**ENTRIES SUPPLIED:**

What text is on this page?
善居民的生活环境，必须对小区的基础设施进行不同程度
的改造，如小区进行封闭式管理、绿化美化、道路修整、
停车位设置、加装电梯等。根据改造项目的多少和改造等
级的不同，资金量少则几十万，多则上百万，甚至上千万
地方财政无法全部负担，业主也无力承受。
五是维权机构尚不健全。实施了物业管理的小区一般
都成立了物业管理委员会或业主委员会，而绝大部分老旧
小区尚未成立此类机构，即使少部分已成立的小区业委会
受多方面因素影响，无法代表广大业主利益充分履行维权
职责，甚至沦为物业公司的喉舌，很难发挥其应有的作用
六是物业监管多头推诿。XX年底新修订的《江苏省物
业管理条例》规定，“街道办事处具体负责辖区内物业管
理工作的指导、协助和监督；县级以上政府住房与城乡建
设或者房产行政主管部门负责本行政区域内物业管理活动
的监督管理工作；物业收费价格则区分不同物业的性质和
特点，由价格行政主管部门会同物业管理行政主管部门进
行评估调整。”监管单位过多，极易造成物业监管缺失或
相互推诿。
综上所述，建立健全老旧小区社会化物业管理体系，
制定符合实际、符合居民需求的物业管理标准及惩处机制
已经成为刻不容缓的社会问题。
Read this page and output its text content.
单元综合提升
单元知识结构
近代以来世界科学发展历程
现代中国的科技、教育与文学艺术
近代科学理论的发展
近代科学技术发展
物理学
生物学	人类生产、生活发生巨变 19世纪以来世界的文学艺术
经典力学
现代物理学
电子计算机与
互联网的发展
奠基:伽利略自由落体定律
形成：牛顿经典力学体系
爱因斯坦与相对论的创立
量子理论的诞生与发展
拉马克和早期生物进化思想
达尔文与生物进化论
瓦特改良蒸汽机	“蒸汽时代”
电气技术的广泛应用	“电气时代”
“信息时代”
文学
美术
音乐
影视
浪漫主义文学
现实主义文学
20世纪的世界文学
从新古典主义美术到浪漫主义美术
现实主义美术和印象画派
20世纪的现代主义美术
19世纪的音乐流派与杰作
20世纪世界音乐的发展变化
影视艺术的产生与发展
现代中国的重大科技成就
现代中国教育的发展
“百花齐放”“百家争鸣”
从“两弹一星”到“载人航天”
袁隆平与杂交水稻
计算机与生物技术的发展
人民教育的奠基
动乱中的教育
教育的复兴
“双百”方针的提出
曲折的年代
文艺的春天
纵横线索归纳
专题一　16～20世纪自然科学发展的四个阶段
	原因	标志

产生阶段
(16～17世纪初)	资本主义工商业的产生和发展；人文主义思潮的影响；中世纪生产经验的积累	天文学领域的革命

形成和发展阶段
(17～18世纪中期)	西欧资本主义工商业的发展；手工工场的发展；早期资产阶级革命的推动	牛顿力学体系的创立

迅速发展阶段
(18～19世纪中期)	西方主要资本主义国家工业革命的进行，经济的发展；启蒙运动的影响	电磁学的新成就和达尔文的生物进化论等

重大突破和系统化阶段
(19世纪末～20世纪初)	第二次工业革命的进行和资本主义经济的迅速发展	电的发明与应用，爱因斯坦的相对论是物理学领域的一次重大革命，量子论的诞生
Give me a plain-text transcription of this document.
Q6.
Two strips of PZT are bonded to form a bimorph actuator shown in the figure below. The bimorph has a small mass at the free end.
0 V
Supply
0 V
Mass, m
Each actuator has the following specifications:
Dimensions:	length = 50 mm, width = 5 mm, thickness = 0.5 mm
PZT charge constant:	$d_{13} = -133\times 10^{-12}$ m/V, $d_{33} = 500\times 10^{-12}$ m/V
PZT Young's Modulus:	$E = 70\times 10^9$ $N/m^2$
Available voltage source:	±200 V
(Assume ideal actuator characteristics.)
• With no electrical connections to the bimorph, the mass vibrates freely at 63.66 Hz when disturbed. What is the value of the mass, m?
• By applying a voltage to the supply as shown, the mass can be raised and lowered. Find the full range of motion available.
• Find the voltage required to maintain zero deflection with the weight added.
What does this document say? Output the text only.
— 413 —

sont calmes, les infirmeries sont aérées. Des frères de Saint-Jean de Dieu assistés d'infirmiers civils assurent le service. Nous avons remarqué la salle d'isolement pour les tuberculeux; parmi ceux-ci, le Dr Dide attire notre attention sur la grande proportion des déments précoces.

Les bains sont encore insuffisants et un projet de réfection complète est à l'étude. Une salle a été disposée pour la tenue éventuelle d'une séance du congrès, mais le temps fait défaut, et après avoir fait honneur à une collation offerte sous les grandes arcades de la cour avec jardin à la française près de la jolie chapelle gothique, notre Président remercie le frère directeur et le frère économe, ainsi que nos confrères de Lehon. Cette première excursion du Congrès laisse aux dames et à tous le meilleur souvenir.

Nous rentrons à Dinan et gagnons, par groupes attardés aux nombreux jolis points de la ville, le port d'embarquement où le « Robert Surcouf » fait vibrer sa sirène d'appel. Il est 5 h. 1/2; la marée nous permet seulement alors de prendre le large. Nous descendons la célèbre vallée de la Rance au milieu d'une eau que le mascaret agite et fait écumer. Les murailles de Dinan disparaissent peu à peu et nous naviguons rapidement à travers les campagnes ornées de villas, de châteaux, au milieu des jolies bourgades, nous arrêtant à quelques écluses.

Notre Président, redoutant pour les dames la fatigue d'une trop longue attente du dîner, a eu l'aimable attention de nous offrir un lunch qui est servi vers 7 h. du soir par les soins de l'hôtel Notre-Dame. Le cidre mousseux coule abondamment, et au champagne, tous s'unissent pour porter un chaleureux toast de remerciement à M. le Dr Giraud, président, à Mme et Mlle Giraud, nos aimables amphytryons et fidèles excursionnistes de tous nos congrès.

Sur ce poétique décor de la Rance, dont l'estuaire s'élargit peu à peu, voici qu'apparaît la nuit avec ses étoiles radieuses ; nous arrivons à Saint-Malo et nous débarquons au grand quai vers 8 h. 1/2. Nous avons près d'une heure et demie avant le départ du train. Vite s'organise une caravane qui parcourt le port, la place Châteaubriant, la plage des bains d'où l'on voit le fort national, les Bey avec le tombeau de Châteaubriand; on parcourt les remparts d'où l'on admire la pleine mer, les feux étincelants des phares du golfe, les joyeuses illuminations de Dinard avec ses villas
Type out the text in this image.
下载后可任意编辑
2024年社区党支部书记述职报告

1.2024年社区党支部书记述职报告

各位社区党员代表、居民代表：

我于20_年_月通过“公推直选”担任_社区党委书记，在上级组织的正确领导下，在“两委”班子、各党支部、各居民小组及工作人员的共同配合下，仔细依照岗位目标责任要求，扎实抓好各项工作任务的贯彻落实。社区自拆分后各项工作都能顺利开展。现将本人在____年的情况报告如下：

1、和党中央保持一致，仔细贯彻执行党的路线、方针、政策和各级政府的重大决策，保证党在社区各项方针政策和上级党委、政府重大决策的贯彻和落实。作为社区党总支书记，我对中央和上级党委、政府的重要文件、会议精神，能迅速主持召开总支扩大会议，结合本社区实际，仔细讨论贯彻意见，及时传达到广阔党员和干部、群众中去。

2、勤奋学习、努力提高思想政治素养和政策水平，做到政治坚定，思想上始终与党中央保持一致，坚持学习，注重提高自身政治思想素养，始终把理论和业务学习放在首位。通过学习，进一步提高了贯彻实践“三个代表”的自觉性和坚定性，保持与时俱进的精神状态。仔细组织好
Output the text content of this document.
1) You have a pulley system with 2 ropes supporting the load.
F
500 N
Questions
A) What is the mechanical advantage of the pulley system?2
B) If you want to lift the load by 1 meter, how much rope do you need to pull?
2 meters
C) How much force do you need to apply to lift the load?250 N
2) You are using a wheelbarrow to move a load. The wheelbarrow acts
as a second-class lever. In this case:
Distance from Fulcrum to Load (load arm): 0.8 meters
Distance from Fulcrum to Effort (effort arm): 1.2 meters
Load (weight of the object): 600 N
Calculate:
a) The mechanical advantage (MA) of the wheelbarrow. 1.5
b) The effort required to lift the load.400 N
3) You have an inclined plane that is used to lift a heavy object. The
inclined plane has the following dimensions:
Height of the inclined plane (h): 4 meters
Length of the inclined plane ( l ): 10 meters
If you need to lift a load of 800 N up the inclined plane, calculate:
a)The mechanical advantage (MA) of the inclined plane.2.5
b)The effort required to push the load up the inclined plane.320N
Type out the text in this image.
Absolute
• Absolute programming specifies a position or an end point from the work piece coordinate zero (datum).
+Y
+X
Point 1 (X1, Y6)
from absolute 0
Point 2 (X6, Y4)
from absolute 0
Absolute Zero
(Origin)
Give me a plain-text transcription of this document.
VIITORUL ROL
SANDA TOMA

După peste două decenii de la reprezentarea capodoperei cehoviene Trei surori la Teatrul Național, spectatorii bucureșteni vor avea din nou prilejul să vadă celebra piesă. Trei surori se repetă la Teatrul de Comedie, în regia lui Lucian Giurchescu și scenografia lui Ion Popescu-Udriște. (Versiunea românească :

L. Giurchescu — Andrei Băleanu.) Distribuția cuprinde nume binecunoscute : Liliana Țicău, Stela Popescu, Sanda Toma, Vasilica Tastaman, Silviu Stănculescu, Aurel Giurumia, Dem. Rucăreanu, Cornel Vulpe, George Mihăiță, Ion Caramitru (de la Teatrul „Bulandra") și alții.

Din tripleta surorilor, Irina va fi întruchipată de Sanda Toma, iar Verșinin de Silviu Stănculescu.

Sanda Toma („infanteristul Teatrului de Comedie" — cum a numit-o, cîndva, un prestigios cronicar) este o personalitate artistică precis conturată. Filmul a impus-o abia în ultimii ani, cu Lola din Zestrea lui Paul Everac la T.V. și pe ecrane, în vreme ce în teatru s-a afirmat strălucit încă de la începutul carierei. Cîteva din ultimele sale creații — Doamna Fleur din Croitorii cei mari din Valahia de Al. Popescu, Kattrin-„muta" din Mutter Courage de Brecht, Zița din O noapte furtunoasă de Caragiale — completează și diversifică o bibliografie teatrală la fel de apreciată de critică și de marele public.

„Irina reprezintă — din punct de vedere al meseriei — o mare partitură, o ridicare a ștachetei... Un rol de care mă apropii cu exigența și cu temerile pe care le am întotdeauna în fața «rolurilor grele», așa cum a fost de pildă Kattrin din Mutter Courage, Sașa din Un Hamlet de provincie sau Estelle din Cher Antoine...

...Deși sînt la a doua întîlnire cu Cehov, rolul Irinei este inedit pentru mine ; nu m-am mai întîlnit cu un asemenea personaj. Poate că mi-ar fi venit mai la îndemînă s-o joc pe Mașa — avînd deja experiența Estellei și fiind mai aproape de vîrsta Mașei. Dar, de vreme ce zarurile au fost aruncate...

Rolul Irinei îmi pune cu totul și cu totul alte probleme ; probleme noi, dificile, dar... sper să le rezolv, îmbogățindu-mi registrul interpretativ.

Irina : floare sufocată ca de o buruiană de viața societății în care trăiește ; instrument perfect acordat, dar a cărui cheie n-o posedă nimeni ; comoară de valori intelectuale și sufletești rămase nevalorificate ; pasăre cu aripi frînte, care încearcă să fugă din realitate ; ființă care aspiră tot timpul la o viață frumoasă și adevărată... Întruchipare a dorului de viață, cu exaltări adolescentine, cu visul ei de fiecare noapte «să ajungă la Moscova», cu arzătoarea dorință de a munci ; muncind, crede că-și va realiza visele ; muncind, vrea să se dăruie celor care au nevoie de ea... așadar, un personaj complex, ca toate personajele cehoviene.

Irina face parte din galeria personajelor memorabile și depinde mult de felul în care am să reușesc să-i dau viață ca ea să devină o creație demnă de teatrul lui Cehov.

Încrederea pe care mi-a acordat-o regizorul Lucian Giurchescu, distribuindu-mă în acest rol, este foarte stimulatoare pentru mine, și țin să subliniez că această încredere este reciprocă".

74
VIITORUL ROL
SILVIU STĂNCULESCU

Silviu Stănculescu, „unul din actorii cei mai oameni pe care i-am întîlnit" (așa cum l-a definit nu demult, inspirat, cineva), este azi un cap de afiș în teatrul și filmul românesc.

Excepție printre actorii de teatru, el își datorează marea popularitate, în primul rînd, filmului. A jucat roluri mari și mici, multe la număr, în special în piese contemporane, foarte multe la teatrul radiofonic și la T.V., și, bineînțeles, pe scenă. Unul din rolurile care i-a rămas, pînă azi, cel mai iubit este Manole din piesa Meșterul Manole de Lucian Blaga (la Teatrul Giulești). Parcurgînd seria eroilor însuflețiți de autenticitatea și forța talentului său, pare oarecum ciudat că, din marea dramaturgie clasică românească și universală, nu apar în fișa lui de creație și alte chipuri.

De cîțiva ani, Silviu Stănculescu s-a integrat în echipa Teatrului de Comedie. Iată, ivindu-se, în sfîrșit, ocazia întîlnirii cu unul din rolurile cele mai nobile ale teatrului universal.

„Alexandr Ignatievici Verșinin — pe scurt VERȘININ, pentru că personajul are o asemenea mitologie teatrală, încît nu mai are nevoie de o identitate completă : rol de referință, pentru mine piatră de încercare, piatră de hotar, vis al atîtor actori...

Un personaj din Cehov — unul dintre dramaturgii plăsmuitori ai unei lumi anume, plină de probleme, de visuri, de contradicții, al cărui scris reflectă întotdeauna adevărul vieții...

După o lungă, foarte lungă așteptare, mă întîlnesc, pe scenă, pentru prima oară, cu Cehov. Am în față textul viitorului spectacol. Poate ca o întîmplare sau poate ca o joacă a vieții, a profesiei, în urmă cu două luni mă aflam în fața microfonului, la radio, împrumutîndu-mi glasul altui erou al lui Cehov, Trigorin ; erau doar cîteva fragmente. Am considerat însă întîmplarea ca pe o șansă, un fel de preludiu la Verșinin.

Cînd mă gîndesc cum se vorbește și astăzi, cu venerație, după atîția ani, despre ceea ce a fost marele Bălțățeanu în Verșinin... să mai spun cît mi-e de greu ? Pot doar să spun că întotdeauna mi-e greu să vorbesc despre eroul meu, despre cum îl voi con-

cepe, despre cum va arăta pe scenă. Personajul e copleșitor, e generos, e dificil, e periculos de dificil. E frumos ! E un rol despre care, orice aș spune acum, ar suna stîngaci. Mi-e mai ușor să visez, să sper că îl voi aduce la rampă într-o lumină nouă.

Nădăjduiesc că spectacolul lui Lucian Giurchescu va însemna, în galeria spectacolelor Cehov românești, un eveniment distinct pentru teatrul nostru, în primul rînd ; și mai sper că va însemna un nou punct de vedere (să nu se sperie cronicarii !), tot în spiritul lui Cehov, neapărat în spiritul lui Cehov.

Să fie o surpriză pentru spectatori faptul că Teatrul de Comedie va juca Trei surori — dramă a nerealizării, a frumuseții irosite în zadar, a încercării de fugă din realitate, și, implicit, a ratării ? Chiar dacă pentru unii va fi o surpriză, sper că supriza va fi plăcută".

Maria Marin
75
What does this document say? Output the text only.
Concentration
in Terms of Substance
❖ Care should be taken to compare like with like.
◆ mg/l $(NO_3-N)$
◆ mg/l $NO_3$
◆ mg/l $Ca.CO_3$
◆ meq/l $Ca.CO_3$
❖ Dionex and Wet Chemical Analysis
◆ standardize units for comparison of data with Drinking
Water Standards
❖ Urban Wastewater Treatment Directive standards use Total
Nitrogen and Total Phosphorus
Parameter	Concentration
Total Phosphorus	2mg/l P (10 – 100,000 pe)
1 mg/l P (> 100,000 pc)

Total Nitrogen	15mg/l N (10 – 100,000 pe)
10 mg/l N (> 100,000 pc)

**INSTRUCTIONS TO FOLLOW:** Return all lines containing "object".

**ANSWER TO THIS PROBLEM:**
Load (weight of the object): 600 N
3) You have an inclined plane that is used to lift a heavy object. The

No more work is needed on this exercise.